Word for word, set down the records and skip each picture.

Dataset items
▶

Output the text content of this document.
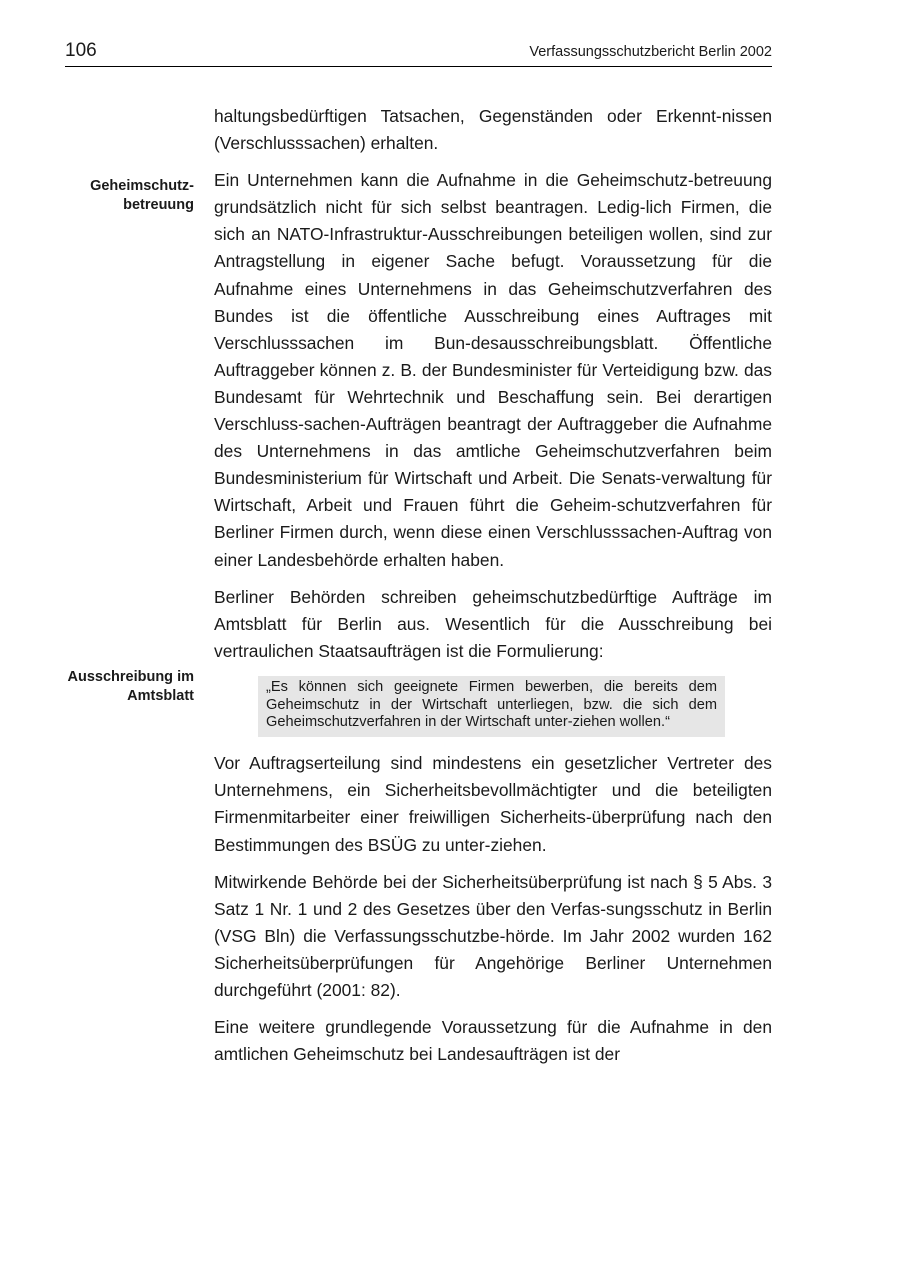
106	Verfassungsschutzbericht Berlin 2002
Geheimschutz-
betreuung
Ausschreibung im
Amtsblatt

haltungsbedürftigen Tatsachen, Gegenständen oder Erkennt-nissen (Verschlusssachen) erhalten.

Ein Unternehmen kann die Aufnahme in die Geheimschutz-betreuung grundsätzlich nicht für sich selbst beantragen. Ledig-lich Firmen, die sich an NATO-Infrastruktur-Ausschreibungen beteiligen wollen, sind zur Antragstellung in eigener Sache befugt. Voraussetzung für die Aufnahme eines Unternehmens in das Geheimschutzverfahren des Bundes ist die öffentliche Ausschreibung eines Auftrages mit Verschlusssachen im Bun-desausschreibungsblatt. Öffentliche Auftraggeber können z. B. der Bundesminister für Verteidigung bzw. das Bundesamt für Wehrtechnik und Beschaffung sein. Bei derartigen Verschluss-sachen-Aufträgen beantragt der Auftraggeber die Aufnahme des Unternehmens in das amtliche Geheimschutzverfahren beim Bundesministerium für Wirtschaft und Arbeit. Die Senats-verwaltung für Wirtschaft, Arbeit und Frauen führt die Geheim-schutzverfahren für Berliner Firmen durch, wenn diese einen Verschlusssachen-Auftrag von einer Landesbehörde erhalten haben.

Berliner Behörden schreiben geheimschutzbedürftige Aufträge im Amtsblatt für Berlin aus. Wesentlich für die Ausschreibung bei vertraulichen Staatsaufträgen ist die Formulierung:

„Es können sich geeignete Firmen bewerben, die bereits dem Geheimschutz in der Wirtschaft unterliegen, bzw. die sich dem Geheimschutzverfahren in der Wirtschaft unter-ziehen wollen.“

Vor Auftragserteilung sind mindestens ein gesetzlicher Vertreter des Unternehmens, ein Sicherheitsbevollmächtigter und die beteiligten Firmenmitarbeiter einer freiwilligen Sicherheits-überprüfung nach den Bestimmungen des BSÜG zu unter-ziehen.

Mitwirkende Behörde bei der Sicherheitsüberprüfung ist nach § 5 Abs. 3 Satz 1 Nr. 1 und 2 des Gesetzes über den Verfas-sungsschutz in Berlin (VSG Bln) die Verfassungsschutzbe-hörde. Im Jahr 2002 wurden 162 Sicherheitsüberprüfungen für Angehörige Berliner Unternehmen durchgeführt (2001: 82).

Eine weitere grundlegende Voraussetzung für die Aufnahme in den amtlichen Geheimschutz bei Landesaufträgen ist der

◀

THE OUTPUT =>
Output the text content of this document.
106	Verfassungsschutzbericht Berlin 2002
Geheimschutz-
betreuung
Ausschreibung im
Amtsblatt

haltungsbedürftigen Tatsachen, Gegenständen oder Erkennt-nissen (Verschlusssachen) erhalten.

Ein Unternehmen kann die Aufnahme in die Geheimschutz-betreuung grundsätzlich nicht für sich selbst beantragen. Ledig-lich Firmen, die sich an NATO-Infrastruktur-Ausschreibungen beteiligen wollen, sind zur Antragstellung in eigener Sache befugt. Voraussetzung für die Aufnahme eines Unternehmens in das Geheimschutzverfahren des Bundes ist die öffentliche Ausschreibung eines Auftrages mit Verschlusssachen im Bun-desausschreibungsblatt. Öffentliche Auftraggeber können z. B. der Bundesminister für Verteidigung bzw. das Bundesamt für Wehrtechnik und Beschaffung sein. Bei derartigen Verschluss-sachen-Aufträgen beantragt der Auftraggeber die Aufnahme des Unternehmens in das amtliche Geheimschutzverfahren beim Bundesministerium für Wirtschaft und Arbeit. Die Senats-verwaltung für Wirtschaft, Arbeit und Frauen führt die Geheim-schutzverfahren für Berliner Firmen durch, wenn diese einen Verschlusssachen-Auftrag von einer Landesbehörde erhalten haben.

Berliner Behörden schreiben geheimschutzbedürftige Aufträge im Amtsblatt für Berlin aus. Wesentlich für die Ausschreibung bei vertraulichen Staatsaufträgen ist die Formulierung:

„Es können sich geeignete Firmen bewerben, die bereits dem Geheimschutz in der Wirtschaft unterliegen, bzw. die sich dem Geheimschutzverfahren in der Wirtschaft unter-ziehen wollen.“

Vor Auftragserteilung sind mindestens ein gesetzlicher Vertreter des Unternehmens, ein Sicherheitsbevollmächtigter und die beteiligten Firmenmitarbeiter einer freiwilligen Sicherheits-überprüfung nach den Bestimmungen des BSÜG zu unter-ziehen.

Mitwirkende Behörde bei der Sicherheitsüberprüfung ist nach § 5 Abs. 3 Satz 1 Nr. 1 und 2 des Gesetzes über den Verfas-sungsschutz in Berlin (VSG Bln) die Verfassungsschutzbe-hörde. Im Jahr 2002 wurden 162 Sicherheitsüberprüfungen für Angehörige Berliner Unternehmen durchgeführt (2001: 82).

Eine weitere grundlegende Voraussetzung für die Aufnahme in den amtlichen Geheimschutz bei Landesaufträgen ist der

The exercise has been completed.